__YOUR OBJECTIVE__: Filter the records below down to lines containing "Meeting".
[Start INPUT RECORDS]
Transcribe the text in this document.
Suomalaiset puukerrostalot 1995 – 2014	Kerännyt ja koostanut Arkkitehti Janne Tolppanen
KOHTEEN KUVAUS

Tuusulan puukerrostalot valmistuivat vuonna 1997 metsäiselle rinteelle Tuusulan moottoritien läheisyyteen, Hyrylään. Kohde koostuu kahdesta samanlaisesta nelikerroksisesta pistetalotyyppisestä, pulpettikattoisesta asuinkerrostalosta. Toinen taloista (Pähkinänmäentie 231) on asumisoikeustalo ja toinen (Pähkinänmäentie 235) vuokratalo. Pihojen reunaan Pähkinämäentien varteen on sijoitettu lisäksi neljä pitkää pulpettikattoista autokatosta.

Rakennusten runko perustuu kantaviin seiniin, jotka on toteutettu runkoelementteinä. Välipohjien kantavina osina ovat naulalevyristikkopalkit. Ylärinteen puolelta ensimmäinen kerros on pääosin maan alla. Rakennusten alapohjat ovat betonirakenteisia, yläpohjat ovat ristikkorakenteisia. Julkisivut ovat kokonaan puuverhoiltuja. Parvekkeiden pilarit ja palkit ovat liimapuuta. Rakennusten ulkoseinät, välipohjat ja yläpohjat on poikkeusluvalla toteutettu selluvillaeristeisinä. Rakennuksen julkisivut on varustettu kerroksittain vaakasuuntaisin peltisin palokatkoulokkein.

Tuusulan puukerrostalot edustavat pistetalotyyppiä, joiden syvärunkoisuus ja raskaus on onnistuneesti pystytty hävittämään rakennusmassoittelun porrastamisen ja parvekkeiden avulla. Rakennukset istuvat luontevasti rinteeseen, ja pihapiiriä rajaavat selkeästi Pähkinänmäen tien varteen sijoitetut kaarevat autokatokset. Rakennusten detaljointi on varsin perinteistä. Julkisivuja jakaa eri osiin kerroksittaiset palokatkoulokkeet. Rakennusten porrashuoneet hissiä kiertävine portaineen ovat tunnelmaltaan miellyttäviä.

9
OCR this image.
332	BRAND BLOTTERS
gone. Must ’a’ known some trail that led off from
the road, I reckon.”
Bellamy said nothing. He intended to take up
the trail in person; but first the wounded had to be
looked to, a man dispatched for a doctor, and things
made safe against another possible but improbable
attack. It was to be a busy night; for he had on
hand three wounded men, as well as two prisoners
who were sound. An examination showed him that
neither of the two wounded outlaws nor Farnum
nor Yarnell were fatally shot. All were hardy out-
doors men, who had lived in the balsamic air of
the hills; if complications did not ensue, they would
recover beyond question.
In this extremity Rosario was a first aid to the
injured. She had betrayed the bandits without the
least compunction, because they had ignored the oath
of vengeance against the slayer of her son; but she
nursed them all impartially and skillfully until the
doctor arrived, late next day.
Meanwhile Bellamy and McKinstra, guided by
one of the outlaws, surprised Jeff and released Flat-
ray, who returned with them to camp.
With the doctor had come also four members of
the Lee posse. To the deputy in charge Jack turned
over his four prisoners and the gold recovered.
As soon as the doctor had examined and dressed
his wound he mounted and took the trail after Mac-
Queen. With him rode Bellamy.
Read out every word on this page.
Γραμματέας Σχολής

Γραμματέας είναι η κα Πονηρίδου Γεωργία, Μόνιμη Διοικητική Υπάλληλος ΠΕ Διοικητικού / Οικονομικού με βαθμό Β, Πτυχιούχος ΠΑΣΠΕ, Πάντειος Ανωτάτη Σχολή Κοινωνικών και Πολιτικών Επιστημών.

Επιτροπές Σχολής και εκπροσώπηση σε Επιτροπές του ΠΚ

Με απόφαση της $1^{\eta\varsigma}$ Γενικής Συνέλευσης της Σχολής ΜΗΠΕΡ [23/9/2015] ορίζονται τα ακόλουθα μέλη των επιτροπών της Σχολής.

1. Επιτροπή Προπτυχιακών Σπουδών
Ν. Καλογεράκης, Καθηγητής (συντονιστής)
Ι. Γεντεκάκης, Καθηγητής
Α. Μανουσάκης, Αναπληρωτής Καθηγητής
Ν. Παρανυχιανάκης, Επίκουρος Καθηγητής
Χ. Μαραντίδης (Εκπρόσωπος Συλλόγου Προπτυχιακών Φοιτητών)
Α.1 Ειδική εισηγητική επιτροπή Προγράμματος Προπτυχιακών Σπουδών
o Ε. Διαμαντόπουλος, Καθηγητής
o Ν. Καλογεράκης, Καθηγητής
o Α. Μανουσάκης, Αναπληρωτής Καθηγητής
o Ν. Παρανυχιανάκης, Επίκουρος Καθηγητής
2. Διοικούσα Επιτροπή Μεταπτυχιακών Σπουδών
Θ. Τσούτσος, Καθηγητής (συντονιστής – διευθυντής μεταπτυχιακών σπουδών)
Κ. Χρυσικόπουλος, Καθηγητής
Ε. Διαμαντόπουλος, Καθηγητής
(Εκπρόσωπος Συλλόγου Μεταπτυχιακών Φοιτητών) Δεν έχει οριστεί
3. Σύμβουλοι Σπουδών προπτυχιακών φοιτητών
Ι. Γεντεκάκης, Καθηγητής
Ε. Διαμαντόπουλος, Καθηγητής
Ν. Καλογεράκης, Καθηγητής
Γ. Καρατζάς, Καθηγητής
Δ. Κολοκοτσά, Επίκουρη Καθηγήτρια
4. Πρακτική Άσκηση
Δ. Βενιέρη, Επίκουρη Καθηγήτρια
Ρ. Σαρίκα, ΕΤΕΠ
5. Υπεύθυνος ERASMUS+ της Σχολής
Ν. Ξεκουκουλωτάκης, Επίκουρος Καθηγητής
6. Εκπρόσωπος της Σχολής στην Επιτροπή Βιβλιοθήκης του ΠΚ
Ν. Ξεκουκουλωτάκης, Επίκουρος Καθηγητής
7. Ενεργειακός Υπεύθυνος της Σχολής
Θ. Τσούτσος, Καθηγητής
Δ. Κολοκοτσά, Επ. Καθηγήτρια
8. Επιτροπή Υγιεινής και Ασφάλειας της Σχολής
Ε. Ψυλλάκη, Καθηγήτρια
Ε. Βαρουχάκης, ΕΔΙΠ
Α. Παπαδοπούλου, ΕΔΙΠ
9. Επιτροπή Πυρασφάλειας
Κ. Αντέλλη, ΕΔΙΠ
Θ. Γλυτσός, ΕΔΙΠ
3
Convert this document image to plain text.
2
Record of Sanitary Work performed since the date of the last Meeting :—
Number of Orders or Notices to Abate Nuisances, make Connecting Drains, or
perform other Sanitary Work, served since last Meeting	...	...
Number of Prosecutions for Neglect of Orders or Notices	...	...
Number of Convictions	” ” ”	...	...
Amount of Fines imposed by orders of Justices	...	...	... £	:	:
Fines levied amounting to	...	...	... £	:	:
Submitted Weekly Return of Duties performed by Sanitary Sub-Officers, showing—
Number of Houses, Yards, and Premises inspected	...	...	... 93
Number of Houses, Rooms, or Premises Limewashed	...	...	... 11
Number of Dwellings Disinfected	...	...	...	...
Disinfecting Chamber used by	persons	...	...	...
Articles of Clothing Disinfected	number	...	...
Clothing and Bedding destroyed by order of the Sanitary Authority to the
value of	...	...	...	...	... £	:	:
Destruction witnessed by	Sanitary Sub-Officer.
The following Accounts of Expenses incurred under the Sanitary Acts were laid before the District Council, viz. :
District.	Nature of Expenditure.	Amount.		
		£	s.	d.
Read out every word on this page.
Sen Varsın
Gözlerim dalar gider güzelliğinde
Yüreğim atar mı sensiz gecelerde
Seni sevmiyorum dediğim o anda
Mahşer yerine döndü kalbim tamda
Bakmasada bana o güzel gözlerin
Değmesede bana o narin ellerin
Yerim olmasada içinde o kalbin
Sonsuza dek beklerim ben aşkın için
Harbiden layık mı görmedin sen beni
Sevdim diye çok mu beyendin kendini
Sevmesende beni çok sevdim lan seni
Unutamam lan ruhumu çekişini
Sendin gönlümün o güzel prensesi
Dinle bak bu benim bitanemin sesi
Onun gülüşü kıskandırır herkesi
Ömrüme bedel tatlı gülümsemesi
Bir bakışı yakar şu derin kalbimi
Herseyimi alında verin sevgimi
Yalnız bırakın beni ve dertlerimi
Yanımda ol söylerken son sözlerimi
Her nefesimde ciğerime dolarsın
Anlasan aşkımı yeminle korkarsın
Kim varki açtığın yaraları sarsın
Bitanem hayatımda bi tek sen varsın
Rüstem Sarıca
[End INPUT RECORDS]
__RESPONSE TO THE EXERCISE__:
Record of Sanitary Work performed since the date of the last Meeting :—
perform other Sanitary Work, served since last Meeting	...	...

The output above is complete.